Data records
— BEGIN —

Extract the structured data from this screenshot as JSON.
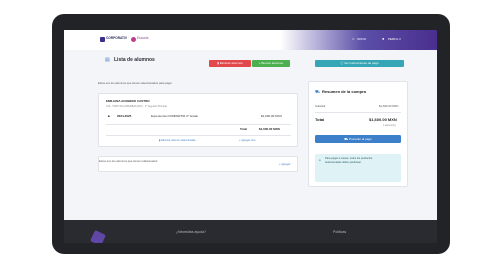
{
  "brand": {
    "name": "CORPORATIV",
    "secondary": "Escuela"
  },
  "nav": {
    "home": "INICIO",
    "profile": "PERFIL ▾"
  },
  "page": {
    "title": "Lista de alumnos",
    "remove_button": "Eliminar alumnos",
    "add_button": "Buscar alumnos",
    "cta_button": "Ver instrucciones de pago",
    "selected_label": "Estos son los alumnos que tienes seleccionados para pago:"
  },
  "student": {
    "name": "EMILIANA ACEBEDO CASTRO",
    "meta": "COL. TORTUGA (PRUEBAS RLP) · 1° Segundo Primaria",
    "period": "2024-2025",
    "concept": "Experiencia COMPARTIR 3° Grado",
    "amount": "$1,600.00 MXN",
    "total_label": "Total",
    "total_amount": "$1,600.00 MXN",
    "action_remove": "Eliminar alumno seleccionado",
    "action_add": "Agregar otro"
  },
  "related": {
    "label": "Estos son los alumnos que tienes relacionados:",
    "action": "Agregar"
  },
  "summary": {
    "title": "Resumen de la compra",
    "subtotal_label": "Subtotal",
    "subtotal_value": "$1,600.00 MXN",
    "total_label": "Total",
    "total_value": "$1,600.00 MXN",
    "count": "1 alumno(s)",
    "pay_button": "Proceder al pago",
    "info_text": "Para pagar a meses, todos los productos seleccionados deben participar."
  },
  "footer": {
    "help": "¿Necesitas ayuda?",
    "policies": "Políticas"
  },
  "colors": {
    "primary": "#3d7fc9",
    "danger": "#e2474c",
    "success": "#4caf50",
    "teal": "#34a6b5",
    "info_bg": "#dff3f6"
  }
}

— END —

The request :: Repeat each entry exactly as given; no pictures belong in the copy.

Task result ::
Extract the structured data from this screenshot as JSON.
{
  "brand": {
    "name": "CORPORATIV",
    "secondary": "Escuela"
  },
  "nav": {
    "home": "INICIO",
    "profile": "PERFIL ▾"
  },
  "page": {
    "title": "Lista de alumnos",
    "remove_button": "Eliminar alumnos",
    "add_button": "Buscar alumnos",
    "cta_button": "Ver instrucciones de pago",
    "selected_label": "Estos son los alumnos que tienes seleccionados para pago:"
  },
  "student": {
    "name": "EMILIANA ACEBEDO CASTRO",
    "meta": "COL. TORTUGA (PRUEBAS RLP) · 1° Segundo Primaria",
    "period": "2024-2025",
    "concept": "Experiencia COMPARTIR 3° Grado",
    "amount": "$1,600.00 MXN",
    "total_label": "Total",
    "total_amount": "$1,600.00 MXN",
    "action_remove": "Eliminar alumno seleccionado",
    "action_add": "Agregar otro"
  },
  "related": {
    "label": "Estos son los alumnos que tienes relacionados:",
    "action": "Agregar"
  },
  "summary": {
    "title": "Resumen de la compra",
    "subtotal_label": "Subtotal",
    "subtotal_value": "$1,600.00 MXN",
    "total_label": "Total",
    "total_value": "$1,600.00 MXN",
    "count": "1 alumno(s)",
    "pay_button": "Proceder al pago",
    "info_text": "Para pagar a meses, todos los productos seleccionados deben participar."
  },
  "footer": {
    "help": "¿Necesitas ayuda?",
    "policies": "Políticas"
  },
  "colors": {
    "primary": "#3d7fc9",
    "danger": "#e2474c",
    "success": "#4caf50",
    "teal": "#34a6b5",
    "info_bg": "#dff3f6"
  }
}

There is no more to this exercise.